- [QUOTED TEXT]:
- - -

Los Angeles, California (CNN) -- Solemn music from the world's biggest stars served as the soundtrack to Friday night's telethon for Haiti relief, but the fundraiser ended with Wyclef Jean shouting "Enough of the moping, let's rebuild Haiti."

Organizers did not immediately say how much money was raised during the two-hour "Hope for Haiti Now" show, but donations will continue to flow in as the phone lines remained open and the night's musical performances are sold on iTunes.

A moving performance by Alicia Keys opened the telethon. Actor George Clooney, serving as the Los Angeles host for the event, made the first appeal for donations to raise money for relief efforts after last week's devastating earthquake.

"The Haitian people need our help," Clooney said. "They need to know they are not alone. They need to know that we still care."

The show was one of the most widely distributed prime-time televised benefits in history, appearing simultaneously on more than 25 networks -- including CNN, where Anderson Cooper reported live from Haiti during the event.

Video: 'Hope For Haiti Now'
Video: 'Hope for Haiti' Coldplay
Video: 'Hope for Haiti' Beyonce
Video: Clooney talks of telethon

Children left homeless and orphaned by the earthquake were front and center.

"Hundreds and thousands of children in Haiti are lost and they're looking for their parents," actress Halle Berry said. "Please, look into your heart. Please, help these children of Haiti."

- - -

- [INFORMATION SHOWN]:
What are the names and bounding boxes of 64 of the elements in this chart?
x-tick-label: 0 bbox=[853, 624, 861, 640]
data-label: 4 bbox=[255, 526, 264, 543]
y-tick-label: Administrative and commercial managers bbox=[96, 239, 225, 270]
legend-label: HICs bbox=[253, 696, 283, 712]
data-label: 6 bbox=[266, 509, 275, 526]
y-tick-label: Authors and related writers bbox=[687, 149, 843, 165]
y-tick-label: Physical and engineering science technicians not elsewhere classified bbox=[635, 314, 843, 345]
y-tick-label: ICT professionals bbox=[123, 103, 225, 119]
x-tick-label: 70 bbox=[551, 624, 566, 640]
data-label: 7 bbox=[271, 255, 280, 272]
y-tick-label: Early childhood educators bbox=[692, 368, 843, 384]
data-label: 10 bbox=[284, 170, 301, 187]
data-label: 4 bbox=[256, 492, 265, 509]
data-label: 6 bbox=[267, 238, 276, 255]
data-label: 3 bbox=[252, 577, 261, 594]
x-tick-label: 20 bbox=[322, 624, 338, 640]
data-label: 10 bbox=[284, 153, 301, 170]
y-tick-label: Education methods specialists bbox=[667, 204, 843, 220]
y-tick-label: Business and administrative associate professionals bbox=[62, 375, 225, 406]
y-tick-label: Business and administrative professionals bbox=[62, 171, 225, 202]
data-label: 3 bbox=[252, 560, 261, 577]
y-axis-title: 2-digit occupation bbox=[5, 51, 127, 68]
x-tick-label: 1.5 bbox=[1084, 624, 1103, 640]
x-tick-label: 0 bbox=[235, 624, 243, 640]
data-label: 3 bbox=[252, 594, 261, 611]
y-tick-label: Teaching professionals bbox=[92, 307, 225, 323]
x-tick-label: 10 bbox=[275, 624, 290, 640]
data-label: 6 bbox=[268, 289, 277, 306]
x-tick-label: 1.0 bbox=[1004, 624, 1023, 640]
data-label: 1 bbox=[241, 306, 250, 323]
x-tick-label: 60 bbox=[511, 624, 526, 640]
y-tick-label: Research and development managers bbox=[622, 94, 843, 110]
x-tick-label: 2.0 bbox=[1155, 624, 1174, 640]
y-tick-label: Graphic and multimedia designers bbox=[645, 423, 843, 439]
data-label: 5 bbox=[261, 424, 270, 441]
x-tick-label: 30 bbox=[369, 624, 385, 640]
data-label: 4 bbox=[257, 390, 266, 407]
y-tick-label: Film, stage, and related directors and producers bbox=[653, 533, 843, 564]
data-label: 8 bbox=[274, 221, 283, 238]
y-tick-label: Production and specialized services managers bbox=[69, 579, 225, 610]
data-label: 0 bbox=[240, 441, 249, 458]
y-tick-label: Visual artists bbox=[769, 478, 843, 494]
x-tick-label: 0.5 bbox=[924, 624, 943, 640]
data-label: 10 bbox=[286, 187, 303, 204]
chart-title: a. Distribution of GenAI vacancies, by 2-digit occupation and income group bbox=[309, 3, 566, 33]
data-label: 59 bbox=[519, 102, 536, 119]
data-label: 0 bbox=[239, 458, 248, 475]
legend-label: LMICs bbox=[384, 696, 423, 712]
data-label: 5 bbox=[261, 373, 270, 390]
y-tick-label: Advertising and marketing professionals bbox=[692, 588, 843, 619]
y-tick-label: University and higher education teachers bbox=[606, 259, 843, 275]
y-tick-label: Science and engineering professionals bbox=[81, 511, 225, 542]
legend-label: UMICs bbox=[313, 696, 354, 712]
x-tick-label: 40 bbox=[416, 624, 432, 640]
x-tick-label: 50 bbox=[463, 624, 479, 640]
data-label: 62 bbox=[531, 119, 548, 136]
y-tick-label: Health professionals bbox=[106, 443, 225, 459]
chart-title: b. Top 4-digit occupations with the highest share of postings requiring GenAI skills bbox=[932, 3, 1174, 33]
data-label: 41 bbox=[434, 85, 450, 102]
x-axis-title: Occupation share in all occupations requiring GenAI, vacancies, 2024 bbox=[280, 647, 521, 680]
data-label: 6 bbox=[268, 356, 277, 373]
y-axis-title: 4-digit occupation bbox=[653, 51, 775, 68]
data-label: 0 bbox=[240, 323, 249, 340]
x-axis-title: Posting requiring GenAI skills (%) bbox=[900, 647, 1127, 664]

- - -

- [SET OF TASKS]:
A - In the Haiti telethon article, on how many networks did the show air at the same time?
B - Continue the Haiti telethon article after its final sentence.

- [THE REPLIES]:
A - More than 25 networks.

B -
Cooper, in one of several live appearances, was joined by 5-year-old Monley, a Haitian boy who was pulled alive -- but severely dehydrated -- from the rubble nearly eight days after the quake. Ten members of his family, including both parents, were killed.

Actor Samuel L. Jackson, walking in front of a phone bank staffed by celebrities, assured viewers that "100 percent of your donations will go directly to organizations that are on the ground right now."

More than 100 actors, musicians and other celebrities answered phones in New York and Los Angeles -- after professional operators first talked to donors.

"Thank you so much for your donation," actress Reese Witherspoon told one caller. "You can't imagine how much love and great, wonderful energy is here today. People are doing everything they can to make a difference in these people's lives."

"I'm just calling to help out," the male donor said. "I couldn't donate a lot, but what I could I did donate."

Several other calls were aired live, including with Julia Roberts, Steven Spielberg, Taylor Swift and Stevie Wonder.

Boxing great Muhammed Ali appeared with comedian Chris Rock by his side.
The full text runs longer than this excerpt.